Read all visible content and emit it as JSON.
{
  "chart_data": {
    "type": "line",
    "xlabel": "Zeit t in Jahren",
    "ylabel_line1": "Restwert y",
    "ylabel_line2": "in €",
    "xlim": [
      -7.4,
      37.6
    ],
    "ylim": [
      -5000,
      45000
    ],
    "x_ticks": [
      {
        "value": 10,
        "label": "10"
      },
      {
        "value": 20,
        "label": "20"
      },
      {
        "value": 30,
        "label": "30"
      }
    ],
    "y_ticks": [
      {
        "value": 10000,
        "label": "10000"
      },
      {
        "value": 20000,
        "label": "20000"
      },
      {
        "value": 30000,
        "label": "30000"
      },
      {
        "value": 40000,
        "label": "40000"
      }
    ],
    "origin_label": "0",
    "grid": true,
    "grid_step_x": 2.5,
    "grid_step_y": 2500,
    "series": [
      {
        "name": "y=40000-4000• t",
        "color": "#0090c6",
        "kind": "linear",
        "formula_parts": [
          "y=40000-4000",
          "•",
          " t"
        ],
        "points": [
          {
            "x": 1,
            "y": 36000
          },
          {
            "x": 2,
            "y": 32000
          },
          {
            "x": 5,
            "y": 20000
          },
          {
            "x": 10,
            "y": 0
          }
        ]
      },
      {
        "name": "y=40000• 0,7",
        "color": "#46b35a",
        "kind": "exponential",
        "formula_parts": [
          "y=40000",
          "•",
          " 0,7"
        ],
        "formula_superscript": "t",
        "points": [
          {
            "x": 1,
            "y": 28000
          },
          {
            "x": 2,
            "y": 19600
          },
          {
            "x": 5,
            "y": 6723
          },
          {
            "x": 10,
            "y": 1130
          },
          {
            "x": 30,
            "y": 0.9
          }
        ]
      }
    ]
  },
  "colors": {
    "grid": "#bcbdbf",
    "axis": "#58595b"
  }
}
▬▬▬▬▬▬▬▬▬▬
=== DIRECTION ===
Repeat the records above exactly.

=== FULL RESPONSE ===
Read all visible content and emit it as JSON.
{
  "chart_data": {
    "type": "line",
    "xlabel": "Zeit t in Jahren",
    "ylabel_line1": "Restwert y",
    "ylabel_line2": "in €",
    "xlim": [
      -7.4,
      37.6
    ],
    "ylim": [
      -5000,
      45000
    ],
    "x_ticks": [
      {
        "value": 10,
        "label": "10"
      },
      {
        "value": 20,
        "label": "20"
      },
      {
        "value": 30,
        "label": "30"
      }
    ],
    "y_ticks": [
      {
        "value": 10000,
        "label": "10000"
      },
      {
        "value": 20000,
        "label": "20000"
      },
      {
        "value": 30000,
        "label": "30000"
      },
      {
        "value": 40000,
        "label": "40000"
      }
    ],
    "origin_label": "0",
    "grid": true,
    "grid_step_x": 2.5,
    "grid_step_y": 2500,
    "series": [
      {
        "name": "y=40000-4000• t",
        "color": "#0090c6",
        "kind": "linear",
        "formula_parts": [
          "y=40000-4000",
          "•",
          " t"
        ],
        "points": [
          {
            "x": 1,
            "y": 36000
          },
          {
            "x": 2,
            "y": 32000
          },
          {
            "x": 5,
            "y": 20000
          },
          {
            "x": 10,
            "y": 0
          }
        ]
      },
      {
        "name": "y=40000• 0,7",
        "color": "#46b35a",
        "kind": "exponential",
        "formula_parts": [
          "y=40000",
          "•",
          " 0,7"
        ],
        "formula_superscript": "t",
        "points": [
          {
            "x": 1,
            "y": 28000
          },
          {
            "x": 2,
            "y": 19600
          },
          {
            "x": 5,
            "y": 6723
          },
          {
            "x": 10,
            "y": 1130
          },
          {
            "x": 30,
            "y": 0.9
          }
        ]
      }
    ]
  },
  "colors": {
    "grid": "#bcbdbf",
    "axis": "#58595b"
  }
}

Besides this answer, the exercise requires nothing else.